▸ **DIRECTIVE**: Lines that hold the word "training" should be located and copied.

▸ **SUPPLIED RECORDS**:

========================

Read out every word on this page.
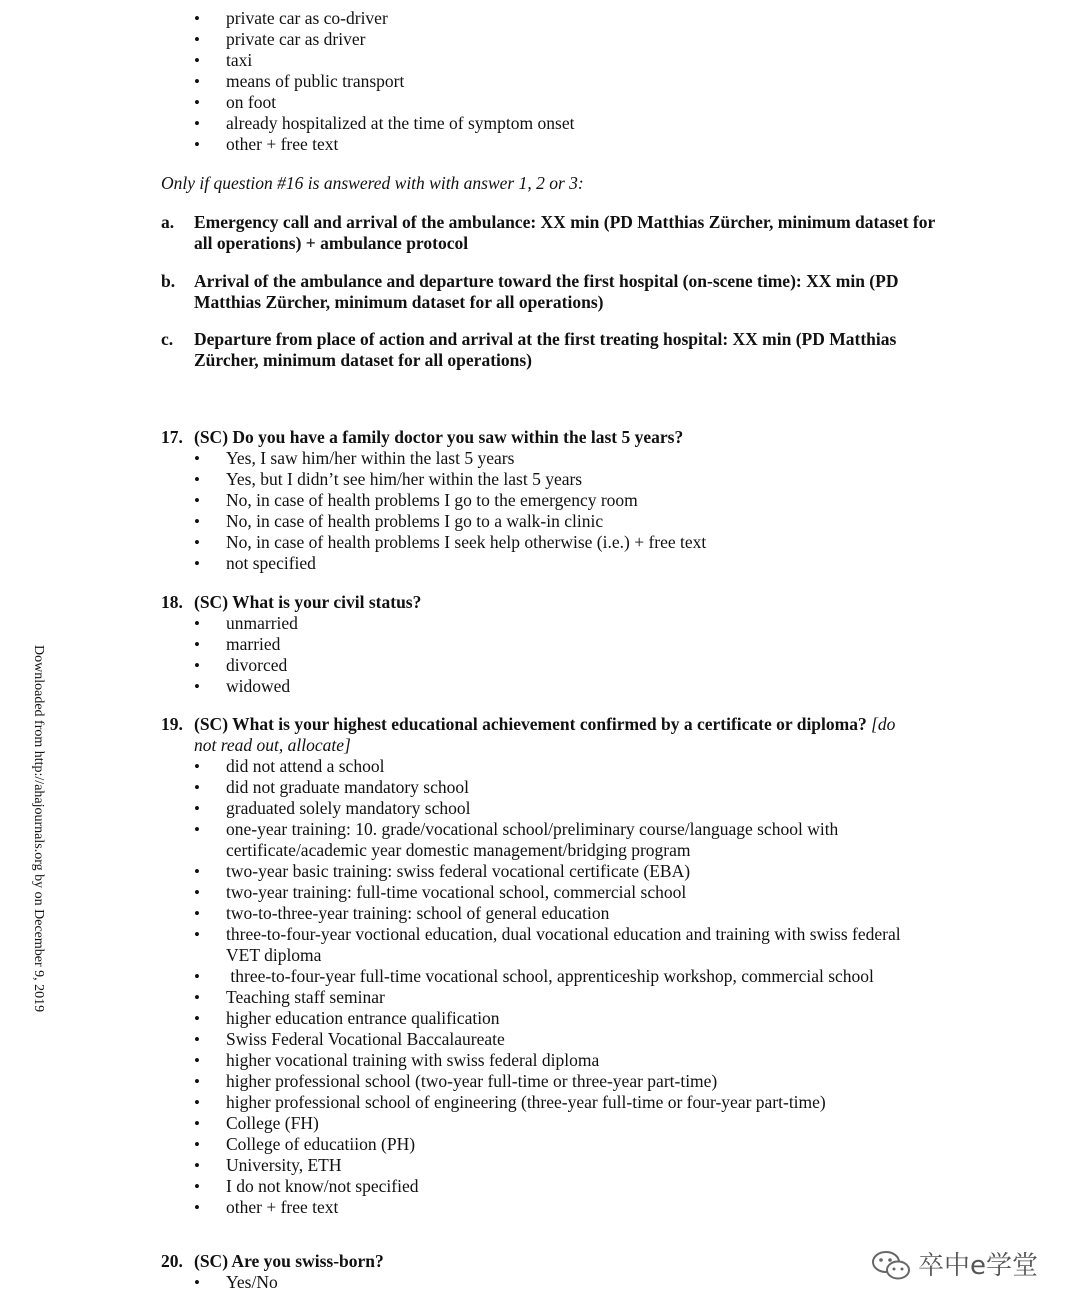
• private car as co-driver
• private car as driver
• taxi
• means of public transport
• on foot
• already hospitalized at the time of symptom onset
• other + free text
Only if question #16 is answered with with answer 1, 2 or 3:
a. Emergency call and arrival of the ambulance: XX min (PD Matthias Zürcher, minimum dataset for all operations) + ambulance protocol
b. Arrival of the ambulance and departure toward the first hospital (on-scene time): XX min (PD Matthias Zürcher, minimum dataset for all operations)
c. Departure from place of action and arrival at the first treating hospital: XX min (PD Matthias Zürcher, minimum dataset for all operations)
17. (SC) Do you have a family doctor you saw within the last 5 years?
• Yes, I saw him/her within the last 5 years
• Yes, but I didn’t see him/her within the last 5 years
• No, in case of health problems I go to the emergency room
• No, in case of health problems I go to a walk-in clinic
• No, in case of health problems I seek help otherwise (i.e.) + free text
• not specified
18. (SC) What is your civil status?
• unmarried
• married
• divorced
• widowed
19. (SC) What is your highest educational achievement confirmed by a certificate or diploma? [do not read out, allocate]
• did not attend a school
• did not graduate mandatory school
• graduated solely mandatory school
• one-year training: 10. grade/vocational school/preliminary course/language school with certificate/academic year domestic management/bridging program
• two-year basic training: swiss federal vocational certificate (EBA)
• two-year training: full-time vocational school, commercial school
• two-to-three-year training: school of general education
• three-to-four-year voctional education, dual vocational education and training with swiss federal VET diploma
•  three-to-four-year full-time vocational school, apprenticeship workshop, commercial school
• Teaching staff seminar
• higher education entrance qualification
• Swiss Federal Vocational Baccalaureate
• higher vocational training with swiss federal diploma
• higher professional school (two-year full-time or three-year part-time)
• higher professional school of engineering (three-year full-time or four-year part-time)
• College (FH)
• College of educatiion (PH)
• University, ETH
• I do not know/not specified
• other + free text
20. (SC) Are you swiss-born?
• Yes/No
Downloaded from http://ahajournals.org by on December 9, 2019
卒中e学堂
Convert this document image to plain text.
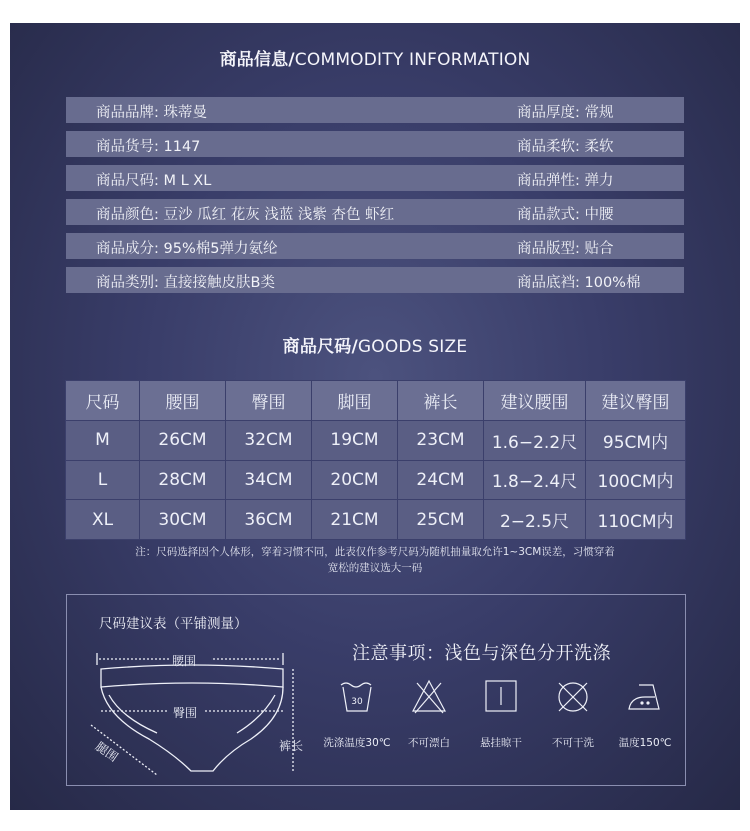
商品信息/COMMODITY INFORMATION
商品品牌: 珠蒂曼	商品厚度: 常规
商品货号: 1147	商品柔软: 柔软
商品尺码: M L XL	商品弹性: 弹力
商品颜色: 豆沙 瓜红 花灰 浅蓝 浅紫 杏色 虾红	商品款式: 中腰
商品成分: 95%棉5弹力氨纶	商品版型: 贴合
商品类别: 直接接触皮肤B类	商品底裆: 100%棉
商品尺码/GOODS SIZE
尺码	腰围	臀围	脚围	裤长	建议腰围	建议臀围
M	26CM	32CM	19CM	23CM	1.6−2.2尺	95CM内
L	28CM	34CM	20CM	24CM	1.8−2.4尺	100CM内
XL	30CM	36CM	21CM	25CM	2−2.5尺	110CM内
注：尺码选择因个人体形，穿着习惯不同，此表仅作参考尺码为随机抽量取允许1~3CM误差，习惯穿着
宽松的建议选大一码
尺码建议表（平铺测量）
腰围
臀围
裤长
腿围
注意事项：浅色与深色分开洗涤
30
洗涤温度30℃	不可漂白	悬挂晾干	不可干洗	温度150℃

========================

▸ **EXERCISE RESULT**:
• one-year training: 10. grade/vocational school/preliminary course/language school with certificate/academic year domestic management/bridging program
• two-year basic training: swiss federal vocational certificate (EBA)
• two-year training: full-time vocational school, commercial school
• two-to-three-year training: school of general education
• three-to-four-year voctional education, dual vocational education and training with swiss federal VET diploma
• higher vocational training with swiss federal diploma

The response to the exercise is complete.